Supplied material =
• • •

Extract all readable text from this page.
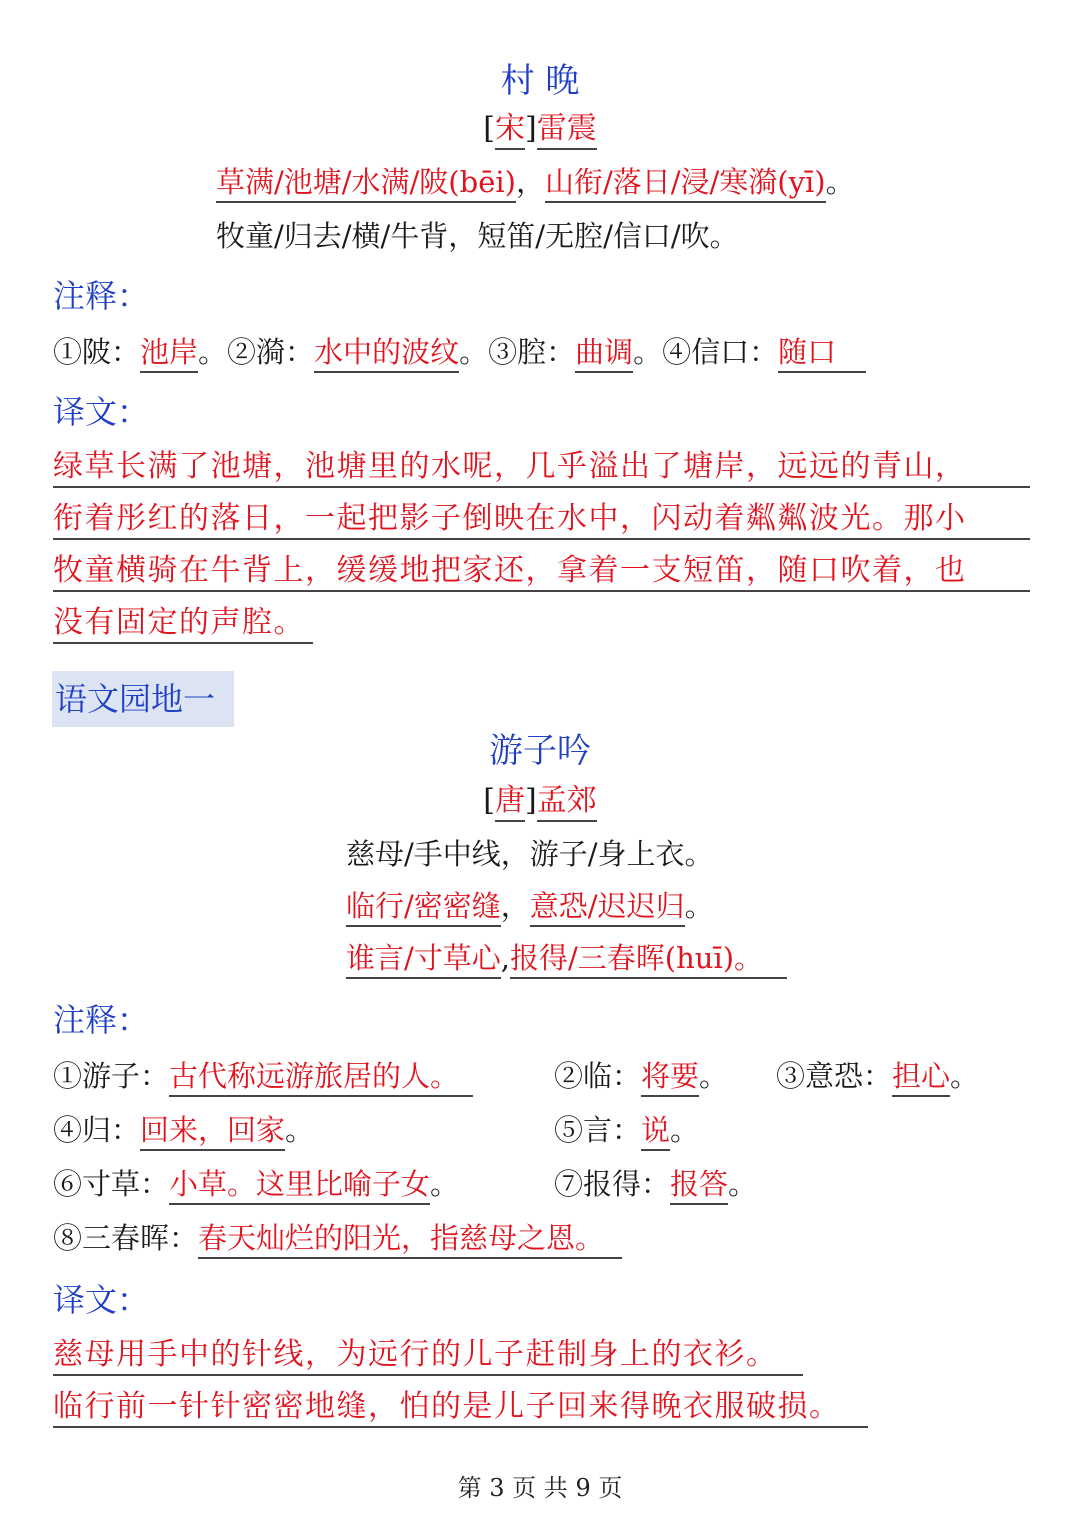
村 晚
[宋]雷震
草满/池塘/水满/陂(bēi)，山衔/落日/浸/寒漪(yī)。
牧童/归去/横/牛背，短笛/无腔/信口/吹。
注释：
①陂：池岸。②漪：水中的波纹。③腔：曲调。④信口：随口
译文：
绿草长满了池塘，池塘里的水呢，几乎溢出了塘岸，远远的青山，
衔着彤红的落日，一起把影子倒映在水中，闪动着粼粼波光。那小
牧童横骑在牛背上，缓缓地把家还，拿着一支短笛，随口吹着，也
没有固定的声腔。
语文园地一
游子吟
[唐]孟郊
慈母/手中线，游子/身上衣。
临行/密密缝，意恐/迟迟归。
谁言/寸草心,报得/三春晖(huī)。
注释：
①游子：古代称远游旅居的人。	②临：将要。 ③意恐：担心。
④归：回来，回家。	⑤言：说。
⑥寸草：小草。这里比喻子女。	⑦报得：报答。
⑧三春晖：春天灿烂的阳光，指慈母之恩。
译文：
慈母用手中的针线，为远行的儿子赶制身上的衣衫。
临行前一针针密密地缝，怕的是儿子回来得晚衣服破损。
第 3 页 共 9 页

• • •

Exercise =
Write out the records above exactly as they appear, leaving out any pictures.

Result =
Extract all readable text from this page.
村 晚
[宋]雷震
草满/池塘/水满/陂(bēi)，山衔/落日/浸/寒漪(yī)。
牧童/归去/横/牛背，短笛/无腔/信口/吹。
注释：
①陂：池岸。②漪：水中的波纹。③腔：曲调。④信口：随口
译文：
绿草长满了池塘，池塘里的水呢，几乎溢出了塘岸，远远的青山，
衔着彤红的落日，一起把影子倒映在水中，闪动着粼粼波光。那小
牧童横骑在牛背上，缓缓地把家还，拿着一支短笛，随口吹着，也
没有固定的声腔。
语文园地一
游子吟
[唐]孟郊
慈母/手中线，游子/身上衣。
临行/密密缝，意恐/迟迟归。
谁言/寸草心,报得/三春晖(huī)。
注释：
①游子：古代称远游旅居的人。	②临：将要。 ③意恐：担心。
④归：回来，回家。	⑤言：说。
⑥寸草：小草。这里比喻子女。	⑦报得：报答。
⑧三春晖：春天灿烂的阳光，指慈母之恩。
译文：
慈母用手中的针线，为远行的儿子赶制身上的衣衫。
临行前一针针密密地缝，怕的是儿子回来得晚衣服破损。
第 3 页 共 9 页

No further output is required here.